Data records:
▽
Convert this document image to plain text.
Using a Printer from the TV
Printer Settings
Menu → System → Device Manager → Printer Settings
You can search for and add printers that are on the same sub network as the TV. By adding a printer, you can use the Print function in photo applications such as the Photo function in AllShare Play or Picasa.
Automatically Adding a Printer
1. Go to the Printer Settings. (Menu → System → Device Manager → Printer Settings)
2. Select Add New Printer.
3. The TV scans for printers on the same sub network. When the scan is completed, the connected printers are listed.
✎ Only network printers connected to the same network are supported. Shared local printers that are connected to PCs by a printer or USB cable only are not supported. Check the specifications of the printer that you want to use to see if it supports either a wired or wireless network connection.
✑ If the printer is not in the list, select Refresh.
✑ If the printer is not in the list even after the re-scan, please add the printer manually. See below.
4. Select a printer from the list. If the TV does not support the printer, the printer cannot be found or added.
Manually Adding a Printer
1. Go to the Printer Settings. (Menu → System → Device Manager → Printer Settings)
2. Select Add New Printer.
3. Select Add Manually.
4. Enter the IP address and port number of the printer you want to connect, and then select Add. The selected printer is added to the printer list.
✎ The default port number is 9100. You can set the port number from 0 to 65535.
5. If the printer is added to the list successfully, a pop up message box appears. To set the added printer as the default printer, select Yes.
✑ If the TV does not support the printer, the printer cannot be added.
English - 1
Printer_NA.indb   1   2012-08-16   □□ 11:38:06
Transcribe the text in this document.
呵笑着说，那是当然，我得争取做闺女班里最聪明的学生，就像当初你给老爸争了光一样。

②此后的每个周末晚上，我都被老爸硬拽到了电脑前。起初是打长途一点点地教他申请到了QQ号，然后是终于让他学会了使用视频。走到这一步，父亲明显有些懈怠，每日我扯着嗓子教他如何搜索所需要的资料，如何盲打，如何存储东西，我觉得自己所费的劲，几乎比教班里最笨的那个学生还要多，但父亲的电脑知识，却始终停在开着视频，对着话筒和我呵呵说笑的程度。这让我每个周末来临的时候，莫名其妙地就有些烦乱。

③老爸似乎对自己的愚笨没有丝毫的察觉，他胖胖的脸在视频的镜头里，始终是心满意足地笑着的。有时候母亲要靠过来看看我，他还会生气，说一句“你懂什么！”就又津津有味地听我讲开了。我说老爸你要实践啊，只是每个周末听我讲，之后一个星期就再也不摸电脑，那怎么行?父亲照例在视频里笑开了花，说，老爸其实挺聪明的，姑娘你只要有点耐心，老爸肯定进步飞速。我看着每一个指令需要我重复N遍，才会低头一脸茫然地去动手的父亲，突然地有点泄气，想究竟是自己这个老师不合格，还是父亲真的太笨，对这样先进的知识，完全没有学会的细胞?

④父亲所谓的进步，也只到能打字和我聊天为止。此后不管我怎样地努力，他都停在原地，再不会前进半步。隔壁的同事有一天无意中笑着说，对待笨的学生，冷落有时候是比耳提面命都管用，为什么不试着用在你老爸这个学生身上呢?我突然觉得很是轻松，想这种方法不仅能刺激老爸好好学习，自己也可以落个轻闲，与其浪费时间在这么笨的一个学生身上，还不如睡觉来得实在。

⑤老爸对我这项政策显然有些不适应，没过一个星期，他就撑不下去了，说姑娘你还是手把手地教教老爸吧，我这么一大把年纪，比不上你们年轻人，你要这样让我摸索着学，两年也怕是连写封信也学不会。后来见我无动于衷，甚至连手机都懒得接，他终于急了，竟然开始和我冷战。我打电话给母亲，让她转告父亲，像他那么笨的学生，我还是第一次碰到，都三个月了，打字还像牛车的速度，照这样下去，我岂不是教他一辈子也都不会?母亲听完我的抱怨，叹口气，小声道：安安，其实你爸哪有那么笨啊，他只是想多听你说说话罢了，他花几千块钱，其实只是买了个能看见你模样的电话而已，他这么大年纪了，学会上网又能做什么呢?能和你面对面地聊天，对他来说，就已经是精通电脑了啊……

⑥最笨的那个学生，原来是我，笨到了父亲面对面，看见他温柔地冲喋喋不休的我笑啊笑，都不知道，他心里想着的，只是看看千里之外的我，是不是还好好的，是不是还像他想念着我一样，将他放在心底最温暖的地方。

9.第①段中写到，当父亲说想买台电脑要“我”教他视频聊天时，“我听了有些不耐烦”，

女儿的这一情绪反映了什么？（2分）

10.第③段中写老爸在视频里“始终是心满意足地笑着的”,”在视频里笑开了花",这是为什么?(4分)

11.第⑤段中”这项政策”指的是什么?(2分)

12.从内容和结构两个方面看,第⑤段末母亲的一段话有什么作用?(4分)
△
* **What you have to do**
Above are some records. Print them all exactly.

* **Exercise response**
Convert this document image to plain text.
Using a Printer from the TV
Printer Settings
Menu → System → Device Manager → Printer Settings
You can search for and add printers that are on the same sub network as the TV. By adding a printer, you can use the Print function in photo applications such as the Photo function in AllShare Play or Picasa.
Automatically Adding a Printer
1. Go to the Printer Settings. (Menu → System → Device Manager → Printer Settings)
2. Select Add New Printer.
3. The TV scans for printers on the same sub network. When the scan is completed, the connected printers are listed.
✎ Only network printers connected to the same network are supported. Shared local printers that are connected to PCs by a printer or USB cable only are not supported. Check the specifications of the printer that you want to use to see if it supports either a wired or wireless network connection.
✑ If the printer is not in the list, select Refresh.
✑ If the printer is not in the list even after the re-scan, please add the printer manually. See below.
4. Select a printer from the list. If the TV does not support the printer, the printer cannot be found or added.
Manually Adding a Printer
1. Go to the Printer Settings. (Menu → System → Device Manager → Printer Settings)
2. Select Add New Printer.
3. Select Add Manually.
4. Enter the IP address and port number of the printer you want to connect, and then select Add. The selected printer is added to the printer list.
✎ The default port number is 9100. You can set the port number from 0 to 65535.
5. If the printer is added to the list successfully, a pop up message box appears. To set the added printer as the default printer, select Yes.
✑ If the TV does not support the printer, the printer cannot be added.
English - 1
Printer_NA.indb   1   2012-08-16   □□ 11:38:06
Transcribe the text in this document.
呵笑着说，那是当然，我得争取做闺女班里最聪明的学生，就像当初你给老爸争了光一样。

②此后的每个周末晚上，我都被老爸硬拽到了电脑前。起初是打长途一点点地教他申请到了QQ号，然后是终于让他学会了使用视频。走到这一步，父亲明显有些懈怠，每日我扯着嗓子教他如何搜索所需要的资料，如何盲打，如何存储东西，我觉得自己所费的劲，几乎比教班里最笨的那个学生还要多，但父亲的电脑知识，却始终停在开着视频，对着话筒和我呵呵说笑的程度。这让我每个周末来临的时候，莫名其妙地就有些烦乱。

③老爸似乎对自己的愚笨没有丝毫的察觉，他胖胖的脸在视频的镜头里，始终是心满意足地笑着的。有时候母亲要靠过来看看我，他还会生气，说一句“你懂什么！”就又津津有味地听我讲开了。我说老爸你要实践啊，只是每个周末听我讲，之后一个星期就再也不摸电脑，那怎么行?父亲照例在视频里笑开了花，说，老爸其实挺聪明的，姑娘你只要有点耐心，老爸肯定进步飞速。我看着每一个指令需要我重复N遍，才会低头一脸茫然地去动手的父亲，突然地有点泄气，想究竟是自己这个老师不合格，还是父亲真的太笨，对这样先进的知识，完全没有学会的细胞?

④父亲所谓的进步，也只到能打字和我聊天为止。此后不管我怎样地努力，他都停在原地，再不会前进半步。隔壁的同事有一天无意中笑着说，对待笨的学生，冷落有时候是比耳提面命都管用，为什么不试着用在你老爸这个学生身上呢?我突然觉得很是轻松，想这种方法不仅能刺激老爸好好学习，自己也可以落个轻闲，与其浪费时间在这么笨的一个学生身上，还不如睡觉来得实在。

⑤老爸对我这项政策显然有些不适应，没过一个星期，他就撑不下去了，说姑娘你还是手把手地教教老爸吧，我这么一大把年纪，比不上你们年轻人，你要这样让我摸索着学，两年也怕是连写封信也学不会。后来见我无动于衷，甚至连手机都懒得接，他终于急了，竟然开始和我冷战。我打电话给母亲，让她转告父亲，像他那么笨的学生，我还是第一次碰到，都三个月了，打字还像牛车的速度，照这样下去，我岂不是教他一辈子也都不会?母亲听完我的抱怨，叹口气，小声道：安安，其实你爸哪有那么笨啊，他只是想多听你说说话罢了，他花几千块钱，其实只是买了个能看见你模样的电话而已，他这么大年纪了，学会上网又能做什么呢?能和你面对面地聊天，对他来说，就已经是精通电脑了啊……

⑥最笨的那个学生，原来是我，笨到了父亲面对面，看见他温柔地冲喋喋不休的我笑啊笑，都不知道，他心里想着的，只是看看千里之外的我，是不是还好好的，是不是还像他想念着我一样，将他放在心底最温暖的地方。

9.第①段中写到，当父亲说想买台电脑要“我”教他视频聊天时，“我听了有些不耐烦”，

女儿的这一情绪反映了什么？（2分）

10.第③段中写老爸在视频里“始终是心满意足地笑着的”,”在视频里笑开了花",这是为什么?(4分)

11.第⑤段中”这项政策”指的是什么?(2分)

12.从内容和结构两个方面看,第⑤段末母亲的一段话有什么作用?(4分)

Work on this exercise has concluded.